Problem description: Extract each line of the data below exactly as written.

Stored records
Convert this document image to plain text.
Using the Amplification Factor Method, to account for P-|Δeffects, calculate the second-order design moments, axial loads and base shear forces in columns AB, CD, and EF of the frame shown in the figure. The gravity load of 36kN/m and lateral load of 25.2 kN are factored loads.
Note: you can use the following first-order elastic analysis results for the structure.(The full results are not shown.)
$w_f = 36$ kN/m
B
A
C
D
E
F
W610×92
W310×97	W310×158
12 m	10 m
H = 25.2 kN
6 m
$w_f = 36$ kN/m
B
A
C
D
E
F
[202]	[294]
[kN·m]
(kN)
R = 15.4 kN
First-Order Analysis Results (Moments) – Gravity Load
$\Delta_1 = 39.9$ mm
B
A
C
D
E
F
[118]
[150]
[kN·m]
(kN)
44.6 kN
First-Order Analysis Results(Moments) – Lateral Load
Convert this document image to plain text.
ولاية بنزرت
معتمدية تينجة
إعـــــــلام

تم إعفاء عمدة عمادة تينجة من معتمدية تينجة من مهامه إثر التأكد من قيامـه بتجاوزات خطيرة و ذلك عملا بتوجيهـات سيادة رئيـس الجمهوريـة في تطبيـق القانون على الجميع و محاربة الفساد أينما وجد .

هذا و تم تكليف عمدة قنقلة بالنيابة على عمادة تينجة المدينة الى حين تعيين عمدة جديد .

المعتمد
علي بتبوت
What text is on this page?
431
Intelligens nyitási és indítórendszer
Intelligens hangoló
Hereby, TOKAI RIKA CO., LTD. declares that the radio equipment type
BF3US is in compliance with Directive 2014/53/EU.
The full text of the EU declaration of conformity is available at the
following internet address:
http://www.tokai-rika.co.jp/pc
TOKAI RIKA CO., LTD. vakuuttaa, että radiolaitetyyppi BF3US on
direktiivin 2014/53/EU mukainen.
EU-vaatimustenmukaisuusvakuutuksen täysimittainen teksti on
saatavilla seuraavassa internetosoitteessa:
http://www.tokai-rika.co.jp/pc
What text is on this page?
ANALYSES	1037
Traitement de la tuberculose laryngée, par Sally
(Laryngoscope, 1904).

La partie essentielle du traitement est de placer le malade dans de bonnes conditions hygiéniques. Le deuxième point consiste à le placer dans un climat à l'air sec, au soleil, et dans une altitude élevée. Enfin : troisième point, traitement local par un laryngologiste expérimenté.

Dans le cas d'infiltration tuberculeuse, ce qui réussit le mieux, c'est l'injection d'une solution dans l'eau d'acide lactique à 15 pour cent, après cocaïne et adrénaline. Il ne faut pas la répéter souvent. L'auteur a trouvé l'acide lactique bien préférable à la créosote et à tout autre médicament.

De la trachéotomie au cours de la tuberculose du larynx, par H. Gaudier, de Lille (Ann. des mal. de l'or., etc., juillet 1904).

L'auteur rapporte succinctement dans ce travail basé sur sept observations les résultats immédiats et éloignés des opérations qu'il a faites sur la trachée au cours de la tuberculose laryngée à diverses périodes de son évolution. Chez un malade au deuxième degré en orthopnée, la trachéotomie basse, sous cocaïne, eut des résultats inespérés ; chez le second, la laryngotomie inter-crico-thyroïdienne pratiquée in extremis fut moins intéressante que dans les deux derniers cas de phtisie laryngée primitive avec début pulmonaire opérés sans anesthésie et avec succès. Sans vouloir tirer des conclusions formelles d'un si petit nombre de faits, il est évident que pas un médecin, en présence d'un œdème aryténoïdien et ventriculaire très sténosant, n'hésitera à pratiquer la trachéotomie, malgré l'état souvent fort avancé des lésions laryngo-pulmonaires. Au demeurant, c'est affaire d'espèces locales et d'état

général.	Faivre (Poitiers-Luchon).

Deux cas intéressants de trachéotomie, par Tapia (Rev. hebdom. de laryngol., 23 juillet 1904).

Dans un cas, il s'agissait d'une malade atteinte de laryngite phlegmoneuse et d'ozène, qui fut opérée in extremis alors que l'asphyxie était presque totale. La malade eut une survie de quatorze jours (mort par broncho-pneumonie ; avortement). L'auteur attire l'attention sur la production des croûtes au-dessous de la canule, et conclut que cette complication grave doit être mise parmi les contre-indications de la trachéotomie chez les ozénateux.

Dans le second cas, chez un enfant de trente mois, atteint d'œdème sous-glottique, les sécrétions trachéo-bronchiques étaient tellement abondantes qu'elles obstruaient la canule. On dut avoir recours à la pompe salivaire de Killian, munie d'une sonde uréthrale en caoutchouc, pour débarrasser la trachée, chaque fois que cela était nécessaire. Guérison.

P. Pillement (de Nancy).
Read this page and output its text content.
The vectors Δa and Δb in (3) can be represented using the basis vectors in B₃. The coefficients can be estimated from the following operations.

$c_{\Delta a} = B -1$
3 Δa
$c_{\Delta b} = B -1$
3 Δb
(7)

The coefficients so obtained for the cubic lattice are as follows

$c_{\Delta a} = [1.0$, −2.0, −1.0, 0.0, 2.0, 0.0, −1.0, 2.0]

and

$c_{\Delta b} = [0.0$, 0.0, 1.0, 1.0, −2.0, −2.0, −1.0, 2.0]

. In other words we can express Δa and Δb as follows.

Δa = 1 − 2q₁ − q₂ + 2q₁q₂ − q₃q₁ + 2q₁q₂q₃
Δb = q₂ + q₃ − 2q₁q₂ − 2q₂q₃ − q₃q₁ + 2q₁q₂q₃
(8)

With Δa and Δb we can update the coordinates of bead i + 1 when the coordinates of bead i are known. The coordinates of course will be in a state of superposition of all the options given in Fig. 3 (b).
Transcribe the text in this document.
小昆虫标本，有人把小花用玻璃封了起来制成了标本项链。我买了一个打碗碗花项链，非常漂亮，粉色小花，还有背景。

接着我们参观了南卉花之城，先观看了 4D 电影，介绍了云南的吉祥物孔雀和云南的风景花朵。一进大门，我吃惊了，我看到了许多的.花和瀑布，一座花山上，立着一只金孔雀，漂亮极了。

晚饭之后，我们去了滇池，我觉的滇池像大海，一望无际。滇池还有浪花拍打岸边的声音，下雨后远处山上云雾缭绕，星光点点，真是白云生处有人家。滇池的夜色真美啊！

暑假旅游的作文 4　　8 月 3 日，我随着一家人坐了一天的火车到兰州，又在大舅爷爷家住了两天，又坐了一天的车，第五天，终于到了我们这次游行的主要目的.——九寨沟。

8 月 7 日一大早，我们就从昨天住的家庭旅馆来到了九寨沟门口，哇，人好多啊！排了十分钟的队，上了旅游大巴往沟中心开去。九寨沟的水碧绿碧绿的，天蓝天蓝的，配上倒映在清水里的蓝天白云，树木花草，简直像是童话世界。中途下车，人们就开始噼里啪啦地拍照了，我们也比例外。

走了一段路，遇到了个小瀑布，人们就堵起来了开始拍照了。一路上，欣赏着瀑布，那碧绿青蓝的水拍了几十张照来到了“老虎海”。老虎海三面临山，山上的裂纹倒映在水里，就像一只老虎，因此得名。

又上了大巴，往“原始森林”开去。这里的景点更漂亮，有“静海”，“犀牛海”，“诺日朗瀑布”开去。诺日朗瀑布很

Full answer:
Convert this document image to plain text.
Using the Amplification Factor Method, to account for P-|Δeffects, calculate the second-order design moments, axial loads and base shear forces in columns AB, CD, and EF of the frame shown in the figure. The gravity load of 36kN/m and lateral load of 25.2 kN are factored loads.
Note: you can use the following first-order elastic analysis results for the structure.(The full results are not shown.)
$w_f = 36$ kN/m
B
A
C
D
E
F
W610×92
W310×97	W310×158
12 m	10 m
H = 25.2 kN
6 m
$w_f = 36$ kN/m
B
A
C
D
E
F
[202]	[294]
[kN·m]
(kN)
R = 15.4 kN
First-Order Analysis Results (Moments) – Gravity Load
$\Delta_1 = 39.9$ mm
B
A
C
D
E
F
[118]
[150]
[kN·m]
(kN)
44.6 kN
First-Order Analysis Results(Moments) – Lateral Load
Convert this document image to plain text.
ولاية بنزرت
معتمدية تينجة
إعـــــــلام

تم إعفاء عمدة عمادة تينجة من معتمدية تينجة من مهامه إثر التأكد من قيامـه بتجاوزات خطيرة و ذلك عملا بتوجيهـات سيادة رئيـس الجمهوريـة في تطبيـق القانون على الجميع و محاربة الفساد أينما وجد .

هذا و تم تكليف عمدة قنقلة بالنيابة على عمادة تينجة المدينة الى حين تعيين عمدة جديد .

المعتمد
علي بتبوت
What text is on this page?
431
Intelligens nyitási és indítórendszer
Intelligens hangoló
Hereby, TOKAI RIKA CO., LTD. declares that the radio equipment type
BF3US is in compliance with Directive 2014/53/EU.
The full text of the EU declaration of conformity is available at the
following internet address:
http://www.tokai-rika.co.jp/pc
TOKAI RIKA CO., LTD. vakuuttaa, että radiolaitetyyppi BF3US on
direktiivin 2014/53/EU mukainen.
EU-vaatimustenmukaisuusvakuutuksen täysimittainen teksti on
saatavilla seuraavassa internetosoitteessa:
http://www.tokai-rika.co.jp/pc
What text is on this page?
ANALYSES	1037
Traitement de la tuberculose laryngée, par Sally
(Laryngoscope, 1904).

La partie essentielle du traitement est de placer le malade dans de bonnes conditions hygiéniques. Le deuxième point consiste à le placer dans un climat à l'air sec, au soleil, et dans une altitude élevée. Enfin : troisième point, traitement local par un laryngologiste expérimenté.

Dans le cas d'infiltration tuberculeuse, ce qui réussit le mieux, c'est l'injection d'une solution dans l'eau d'acide lactique à 15 pour cent, après cocaïne et adrénaline. Il ne faut pas la répéter souvent. L'auteur a trouvé l'acide lactique bien préférable à la créosote et à tout autre médicament.

De la trachéotomie au cours de la tuberculose du larynx, par H. Gaudier, de Lille (Ann. des mal. de l'or., etc., juillet 1904).

L'auteur rapporte succinctement dans ce travail basé sur sept observations les résultats immédiats et éloignés des opérations qu'il a faites sur la trachée au cours de la tuberculose laryngée à diverses périodes de son évolution. Chez un malade au deuxième degré en orthopnée, la trachéotomie basse, sous cocaïne, eut des résultats inespérés ; chez le second, la laryngotomie inter-crico-thyroïdienne pratiquée in extremis fut moins intéressante que dans les deux derniers cas de phtisie laryngée primitive avec début pulmonaire opérés sans anesthésie et avec succès. Sans vouloir tirer des conclusions formelles d'un si petit nombre de faits, il est évident que pas un médecin, en présence d'un œdème aryténoïdien et ventriculaire très sténosant, n'hésitera à pratiquer la trachéotomie, malgré l'état souvent fort avancé des lésions laryngo-pulmonaires. Au demeurant, c'est affaire d'espèces locales et d'état

général.	Faivre (Poitiers-Luchon).

Deux cas intéressants de trachéotomie, par Tapia (Rev. hebdom. de laryngol., 23 juillet 1904).

Dans un cas, il s'agissait d'une malade atteinte de laryngite phlegmoneuse et d'ozène, qui fut opérée in extremis alors que l'asphyxie était presque totale. La malade eut une survie de quatorze jours (mort par broncho-pneumonie ; avortement). L'auteur attire l'attention sur la production des croûtes au-dessous de la canule, et conclut que cette complication grave doit être mise parmi les contre-indications de la trachéotomie chez les ozénateux.

Dans le second cas, chez un enfant de trente mois, atteint d'œdème sous-glottique, les sécrétions trachéo-bronchiques étaient tellement abondantes qu'elles obstruaient la canule. On dut avoir recours à la pompe salivaire de Killian, munie d'une sonde uréthrale en caoutchouc, pour débarrasser la trachée, chaque fois que cela était nécessaire. Guérison.

P. Pillement (de Nancy).
Read this page and output its text content.
The vectors Δa and Δb in (3) can be represented using the basis vectors in B₃. The coefficients can be estimated from the following operations.

$c_{\Delta a} = B -1$
3 Δa
$c_{\Delta b} = B -1$
3 Δb
(7)

The coefficients so obtained for the cubic lattice are as follows

$c_{\Delta a} = [1.0$, −2.0, −1.0, 0.0, 2.0, 0.0, −1.0, 2.0]

and

$c_{\Delta b} = [0.0$, 0.0, 1.0, 1.0, −2.0, −2.0, −1.0, 2.0]

. In other words we can express Δa and Δb as follows.

Δa = 1 − 2q₁ − q₂ + 2q₁q₂ − q₃q₁ + 2q₁q₂q₃
Δb = q₂ + q₃ − 2q₁q₂ − 2q₂q₃ − q₃q₁ + 2q₁q₂q₃
(8)

With Δa and Δb we can update the coordinates of bead i + 1 when the coordinates of bead i are known. The coordinates of course will be in a state of superposition of all the options given in Fig. 3 (b).
Transcribe the text in this document.
小昆虫标本，有人把小花用玻璃封了起来制成了标本项链。我买了一个打碗碗花项链，非常漂亮，粉色小花，还有背景。

接着我们参观了南卉花之城，先观看了 4D 电影，介绍了云南的吉祥物孔雀和云南的风景花朵。一进大门，我吃惊了，我看到了许多的.花和瀑布，一座花山上，立着一只金孔雀，漂亮极了。

晚饭之后，我们去了滇池，我觉的滇池像大海，一望无际。滇池还有浪花拍打岸边的声音，下雨后远处山上云雾缭绕，星光点点，真是白云生处有人家。滇池的夜色真美啊！

暑假旅游的作文 4　　8 月 3 日，我随着一家人坐了一天的火车到兰州，又在大舅爷爷家住了两天，又坐了一天的车，第五天，终于到了我们这次游行的主要目的.——九寨沟。

8 月 7 日一大早，我们就从昨天住的家庭旅馆来到了九寨沟门口，哇，人好多啊！排了十分钟的队，上了旅游大巴往沟中心开去。九寨沟的水碧绿碧绿的，天蓝天蓝的，配上倒映在清水里的蓝天白云，树木花草，简直像是童话世界。中途下车，人们就开始噼里啪啦地拍照了，我们也比例外。

走了一段路，遇到了个小瀑布，人们就堵起来了开始拍照了。一路上，欣赏着瀑布，那碧绿青蓝的水拍了几十张照来到了“老虎海”。老虎海三面临山，山上的裂纹倒映在水里，就像一只老虎，因此得名。

又上了大巴，往“原始森林”开去。这里的景点更漂亮，有“静海”，“犀牛海”，“诺日朗瀑布”开去。诺日朗瀑布很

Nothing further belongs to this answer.